» **CONSIGNES À SUIVRE**
Réécrivez toutes les lignes ci-dessous, s'il vous plaît, en remplaçant « x-tick-label » par « x-axis-label » partout et sans rien modifier d'autre.

» **LIGNES FOURNIES**
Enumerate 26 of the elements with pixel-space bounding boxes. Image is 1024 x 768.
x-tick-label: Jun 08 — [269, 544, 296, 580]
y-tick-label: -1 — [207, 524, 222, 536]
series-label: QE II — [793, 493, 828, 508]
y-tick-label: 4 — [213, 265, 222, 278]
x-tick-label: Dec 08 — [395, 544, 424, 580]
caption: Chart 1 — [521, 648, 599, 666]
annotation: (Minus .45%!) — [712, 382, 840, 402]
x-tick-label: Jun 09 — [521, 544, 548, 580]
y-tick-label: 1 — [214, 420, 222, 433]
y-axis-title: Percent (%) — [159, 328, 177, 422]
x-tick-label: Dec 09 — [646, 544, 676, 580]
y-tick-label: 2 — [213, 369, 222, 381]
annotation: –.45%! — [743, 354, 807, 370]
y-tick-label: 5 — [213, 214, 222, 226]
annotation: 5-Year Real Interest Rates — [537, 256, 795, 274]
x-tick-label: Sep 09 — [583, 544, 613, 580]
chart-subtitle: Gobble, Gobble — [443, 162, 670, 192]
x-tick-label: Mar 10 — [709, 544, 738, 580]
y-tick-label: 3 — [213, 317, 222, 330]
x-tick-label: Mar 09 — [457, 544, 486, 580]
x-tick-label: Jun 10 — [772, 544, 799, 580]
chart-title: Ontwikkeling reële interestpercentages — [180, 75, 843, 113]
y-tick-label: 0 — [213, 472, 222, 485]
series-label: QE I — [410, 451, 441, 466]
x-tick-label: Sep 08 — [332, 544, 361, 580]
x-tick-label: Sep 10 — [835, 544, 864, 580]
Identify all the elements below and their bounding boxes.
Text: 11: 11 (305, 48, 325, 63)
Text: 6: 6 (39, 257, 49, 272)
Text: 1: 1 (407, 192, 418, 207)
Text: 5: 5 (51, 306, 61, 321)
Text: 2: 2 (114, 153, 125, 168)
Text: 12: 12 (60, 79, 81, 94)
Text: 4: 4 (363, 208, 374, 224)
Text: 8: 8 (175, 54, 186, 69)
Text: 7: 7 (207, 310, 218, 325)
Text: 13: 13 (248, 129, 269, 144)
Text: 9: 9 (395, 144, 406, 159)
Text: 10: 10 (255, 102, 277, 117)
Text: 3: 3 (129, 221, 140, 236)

» **RÉPONSE COMPLÈTE**
Enumerate 26 of the elements with pixel-space bounding boxes. Image is 1024 x 768.
x-axis-label: Jun 08 — [269, 544, 296, 580]
y-tick-label: -1 — [207, 524, 222, 536]
series-label: QE II — [793, 493, 828, 508]
y-tick-label: 4 — [213, 265, 222, 278]
x-axis-label: Dec 08 — [395, 544, 424, 580]
caption: Chart 1 — [521, 648, 599, 666]
annotation: (Minus .45%!) — [712, 382, 840, 402]
x-axis-label: Jun 09 — [521, 544, 548, 580]
y-tick-label: 1 — [214, 420, 222, 433]
y-axis-title: Percent (%) — [159, 328, 177, 422]
x-axis-label: Dec 09 — [646, 544, 676, 580]
y-tick-label: 2 — [213, 369, 222, 381]
annotation: –.45%! — [743, 354, 807, 370]
y-tick-label: 5 — [213, 214, 222, 226]
annotation: 5-Year Real Interest Rates — [537, 256, 795, 274]
x-axis-label: Sep 09 — [583, 544, 613, 580]
chart-subtitle: Gobble, Gobble — [443, 162, 670, 192]
x-axis-label: Mar 10 — [709, 544, 738, 580]
y-tick-label: 3 — [213, 317, 222, 330]
x-axis-label: Mar 09 — [457, 544, 486, 580]
x-axis-label: Jun 10 — [772, 544, 799, 580]
chart-title: Ontwikkeling reële interestpercentages — [180, 75, 843, 113]
y-tick-label: 0 — [213, 472, 222, 485]
series-label: QE I — [410, 451, 441, 466]
x-axis-label: Sep 08 — [332, 544, 361, 580]
x-axis-label: Sep 10 — [835, 544, 864, 580]
Identify all the elements below and their bounding boxes.
Text: 11: 11 (305, 48, 325, 63)
Text: 6: 6 (39, 257, 49, 272)
Text: 1: 1 (407, 192, 418, 207)
Text: 5: 5 (51, 306, 61, 321)
Text: 2: 2 (114, 153, 125, 168)
Text: 12: 12 (60, 79, 81, 94)
Text: 4: 4 (363, 208, 374, 224)
Text: 8: 8 (175, 54, 186, 69)
Text: 7: 7 (207, 310, 218, 325)
Text: 13: 13 (248, 129, 269, 144)
Text: 9: 9 (395, 144, 406, 159)
Text: 10: 10 (255, 102, 277, 117)
Text: 3: 3 (129, 221, 140, 236)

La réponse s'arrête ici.